▸ **Task statement**:
Search the entries for the word "more" and copy each line that has it.

Transcribed document page entries
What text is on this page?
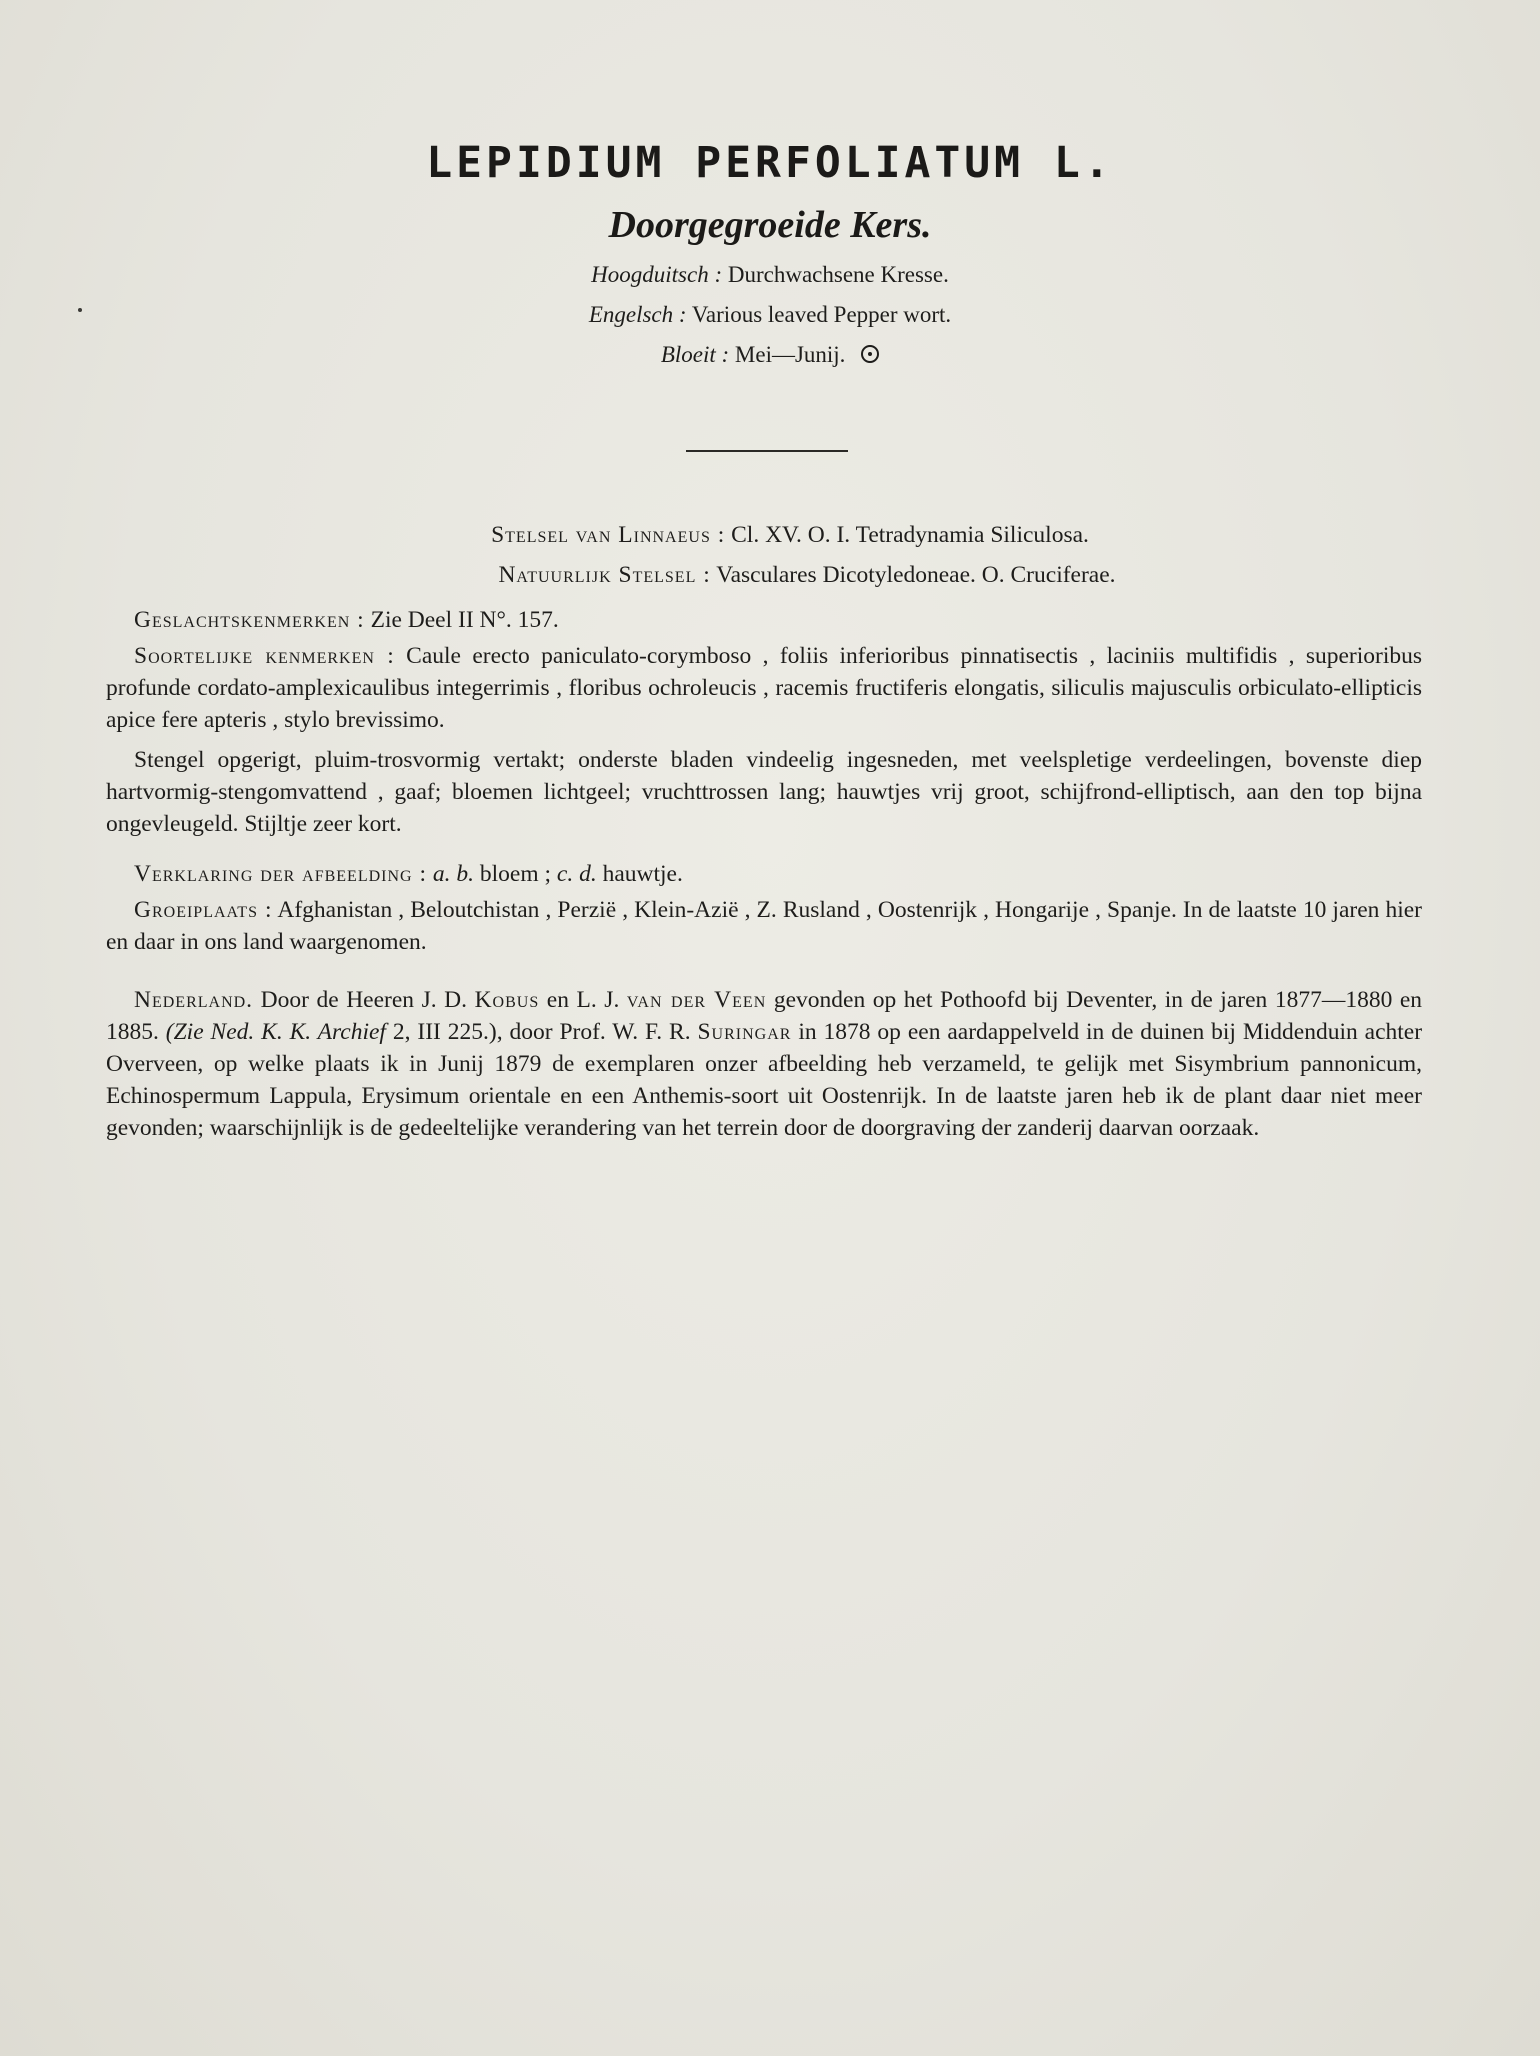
LEPIDIUM PERFOLIATUM L.
Doorgegroeide Kers.
Hoogduitsch : Durchwachsene Kresse.
Engelsch : Various leaved Pepper wort.
Bloeit : Mei—Junij.
Stelsel van Linnaeus : Cl. XV. O. I. Tetradynamia Siliculosa.
Natuurlijk Stelsel : Vasculares Dicotyledoneae. O. Cruciferae.

Geslachtskenmerken : Zie Deel II N°. 157.

Soortelijke kenmerken : Caule erecto paniculato-corymboso , foliis inferioribus pinnatisectis , laciniis multifidis , superioribus profunde cordato-amplexicaulibus integerrimis , floribus ochroleucis , racemis fructiferis elongatis, siliculis majusculis orbiculato-ellipticis apice fere apteris , stylo brevissimo.

Stengel opgerigt, pluim-trosvormig vertakt; onderste bladen vindeelig ingesneden, met veelspletige verdeelingen, bovenste diep hartvormig-stengomvattend , gaaf; bloemen lichtgeel; vruchttrossen lang; hauwtjes vrij groot, schijfrond-elliptisch, aan den top bijna ongevleugeld. Stijltje zeer kort.

Verklaring der afbeelding : a. b. bloem ; c. d. hauwtje.

Groeiplaats : Afghanistan , Beloutchistan , Perzië , Klein-Azië , Z. Rusland , Oostenrijk , Hongarije , Spanje. In de laatste 10 jaren hier en daar in ons land waargenomen.

Nederland. Door de Heeren J. D. Kobus en L. J. van der Veen gevonden op het Pothoofd bij Deventer, in de jaren 1877—1880 en 1885. (Zie Ned. K. K. Archief 2, III 225.), door Prof. W. F. R. Suringar in 1878 op een aardappelveld in de duinen bij Middenduin achter Overveen, op welke plaats ik in Junij 1879 de exemplaren onzer afbeelding heb verzameld, te gelijk met Sisymbrium pannonicum, Echinospermum Lappula, Erysimum orientale en een Anthemis-soort uit Oostenrijk. In de laatste jaren heb ik de plant daar niet meer gevonden; waarschijnlijk is de gedeeltelijke verandering van het terrein door de doorgraving der zanderij daarvan oorzaak.
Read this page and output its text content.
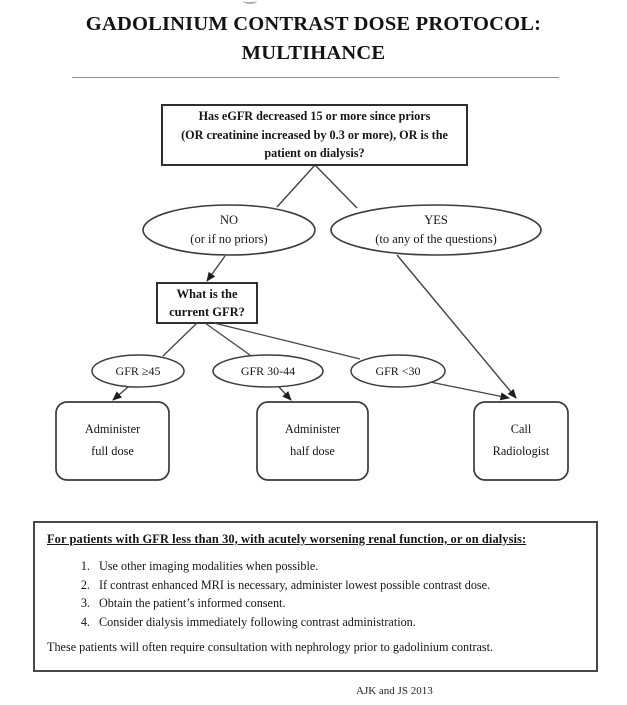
GADOLINIUM CONTRAST DOSE PROTOCOL:
MULTIHANCE
Has eGFR decreased 15 or more since priors
(OR creatinine increased by 0.3 or more), OR is the
patient on dialysis?
NO
(or if no priors)
YES
(to any of the questions)
What is the
current GFR?
GFR ≥45	GFR 30-44	GFR <30
Administer
full dose
Administer
half dose
Call
Radiologist
For patients with GFR less than 30, with acutely worsening renal function, or on dialysis:
1. Use other imaging modalities when possible.
2. If contrast enhanced MRI is necessary, administer lowest possible contrast dose.
3. Obtain the patient’s informed consent.
4. Consider dialysis immediately following contrast administration.
These patients will often require consultation with nephrology prior to gadolinium contrast.
AJK and JS 2013
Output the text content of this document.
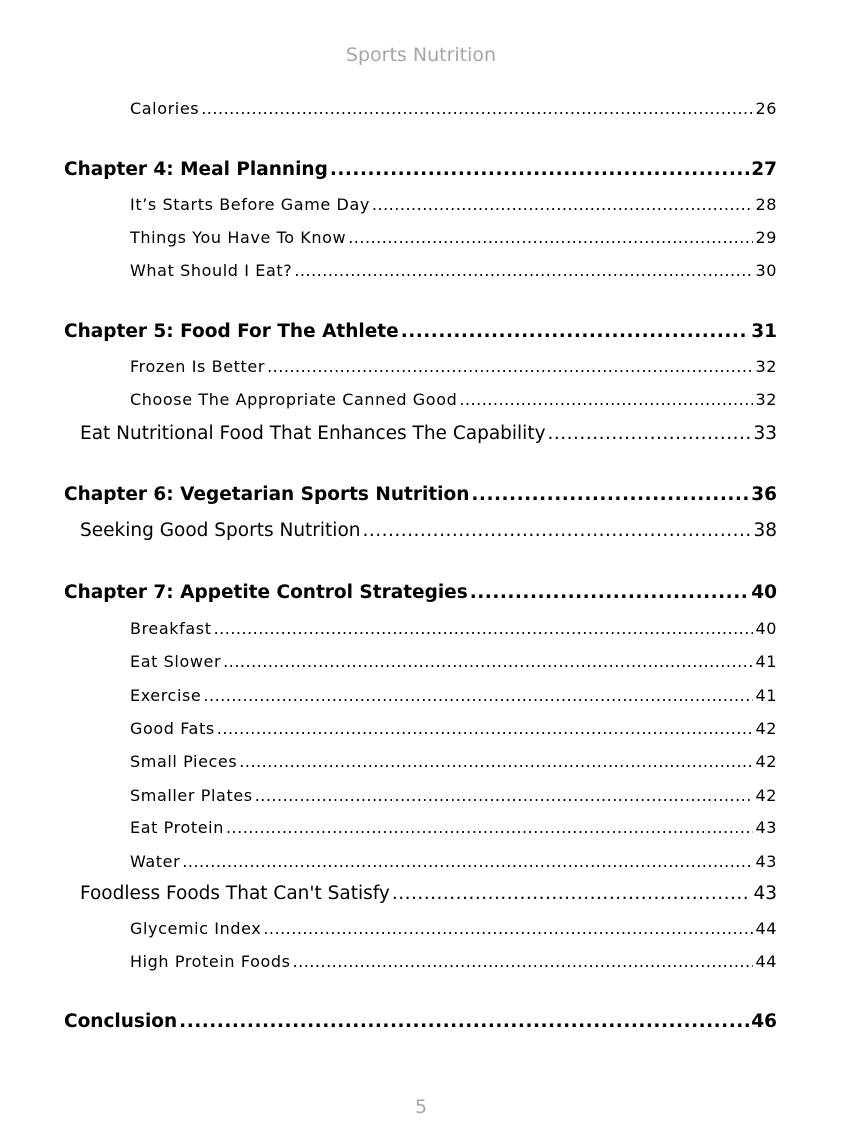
Sports Nutrition
Calories .....	26
Chapter 4: Meal Planning .....	27
It’s Starts Before Game Day .....	28
Things You Have To Know .....	29
What Should I Eat? .....	30
Chapter 5: Food For The Athlete .....	31
Frozen Is Better .....	32
Choose The Appropriate Canned Good .....	32
Eat Nutritional Food That Enhances The Capability .....	33
Chapter 6: Vegetarian Sports Nutrition .....	36
Seeking Good Sports Nutrition .....	38
Chapter 7: Appetite Control Strategies .....	40
Breakfast .....	40
Eat Slower .....	41
Exercise .....	41
Good Fats .....	42
Small Pieces .....	42
Smaller Plates .....	42
Eat Protein .....	43
Water .....	43
Foodless Foods That Can't Satisfy .....	43
Glycemic Index .....	44
High Protein Foods .....	44
Conclusion .....	46
5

▸ **Output of the task**:
Has eGFR decreased 15 or more since priors
(OR creatinine increased by 0.3 or more), OR is the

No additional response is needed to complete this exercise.